=== Exercise material ===

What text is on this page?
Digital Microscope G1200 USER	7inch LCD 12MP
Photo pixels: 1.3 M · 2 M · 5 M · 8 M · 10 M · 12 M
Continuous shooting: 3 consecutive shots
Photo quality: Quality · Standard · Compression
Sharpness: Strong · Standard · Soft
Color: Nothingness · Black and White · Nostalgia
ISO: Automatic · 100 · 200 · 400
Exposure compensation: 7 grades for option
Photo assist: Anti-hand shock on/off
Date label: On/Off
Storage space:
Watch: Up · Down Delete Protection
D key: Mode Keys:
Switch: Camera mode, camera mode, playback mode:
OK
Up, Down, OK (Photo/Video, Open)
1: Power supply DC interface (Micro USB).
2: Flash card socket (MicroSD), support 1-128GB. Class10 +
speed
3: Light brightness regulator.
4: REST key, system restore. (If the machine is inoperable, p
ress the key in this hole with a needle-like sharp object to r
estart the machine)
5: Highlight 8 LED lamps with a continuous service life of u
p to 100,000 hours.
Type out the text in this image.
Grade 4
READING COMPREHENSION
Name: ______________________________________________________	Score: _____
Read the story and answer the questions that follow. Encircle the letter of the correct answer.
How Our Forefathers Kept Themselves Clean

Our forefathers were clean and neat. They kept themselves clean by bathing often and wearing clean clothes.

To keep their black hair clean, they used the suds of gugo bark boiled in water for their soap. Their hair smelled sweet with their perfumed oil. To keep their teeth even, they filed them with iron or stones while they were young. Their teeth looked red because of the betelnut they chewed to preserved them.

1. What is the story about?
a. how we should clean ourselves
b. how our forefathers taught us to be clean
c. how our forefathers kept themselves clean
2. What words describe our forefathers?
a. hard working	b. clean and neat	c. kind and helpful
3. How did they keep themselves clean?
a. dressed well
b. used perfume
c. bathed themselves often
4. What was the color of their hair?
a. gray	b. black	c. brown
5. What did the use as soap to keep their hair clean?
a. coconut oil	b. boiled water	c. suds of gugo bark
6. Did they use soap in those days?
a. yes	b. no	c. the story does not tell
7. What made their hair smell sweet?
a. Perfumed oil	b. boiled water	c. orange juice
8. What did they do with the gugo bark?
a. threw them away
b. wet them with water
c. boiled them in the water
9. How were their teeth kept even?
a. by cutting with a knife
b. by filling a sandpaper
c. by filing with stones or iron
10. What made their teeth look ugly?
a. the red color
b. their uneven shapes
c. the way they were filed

===

Return the listing above in full, character for character.

◆ **Response**:
What text is on this page?
Digital Microscope G1200 USER	7inch LCD 12MP
Photo pixels: 1.3 M · 2 M · 5 M · 8 M · 10 M · 12 M
Continuous shooting: 3 consecutive shots
Photo quality: Quality · Standard · Compression
Sharpness: Strong · Standard · Soft
Color: Nothingness · Black and White · Nostalgia
ISO: Automatic · 100 · 200 · 400
Exposure compensation: 7 grades for option
Photo assist: Anti-hand shock on/off
Date label: On/Off
Storage space:
Watch: Up · Down Delete Protection
D key: Mode Keys:
Switch: Camera mode, camera mode, playback mode:
OK
Up, Down, OK (Photo/Video, Open)
1: Power supply DC interface (Micro USB).
2: Flash card socket (MicroSD), support 1-128GB. Class10 +
speed
3: Light brightness regulator.
4: REST key, system restore. (If the machine is inoperable, p
ress the key in this hole with a needle-like sharp object to r
estart the machine)
5: Highlight 8 LED lamps with a continuous service life of u
p to 100,000 hours.
Type out the text in this image.
Grade 4
READING COMPREHENSION
Name: ______________________________________________________	Score: _____
Read the story and answer the questions that follow. Encircle the letter of the correct answer.
How Our Forefathers Kept Themselves Clean

Our forefathers were clean and neat. They kept themselves clean by bathing often and wearing clean clothes.

To keep their black hair clean, they used the suds of gugo bark boiled in water for their soap. Their hair smelled sweet with their perfumed oil. To keep their teeth even, they filed them with iron or stones while they were young. Their teeth looked red because of the betelnut they chewed to preserved them.

1. What is the story about?
a. how we should clean ourselves
b. how our forefathers taught us to be clean
c. how our forefathers kept themselves clean
2. What words describe our forefathers?
a. hard working	b. clean and neat	c. kind and helpful
3. How did they keep themselves clean?
a. dressed well
b. used perfume
c. bathed themselves often
4. What was the color of their hair?
a. gray	b. black	c. brown
5. What did the use as soap to keep their hair clean?
a. coconut oil	b. boiled water	c. suds of gugo bark
6. Did they use soap in those days?
a. yes	b. no	c. the story does not tell
7. What made their hair smell sweet?
a. Perfumed oil	b. boiled water	c. orange juice
8. What did they do with the gugo bark?
a. threw them away
b. wet them with water
c. boiled them in the water
9. How were their teeth kept even?
a. by cutting with a knife
b. by filling a sandpaper
c. by filing with stones or iron
10. What made their teeth look ugly?
a. the red color
b. their uneven shapes
c. the way they were filed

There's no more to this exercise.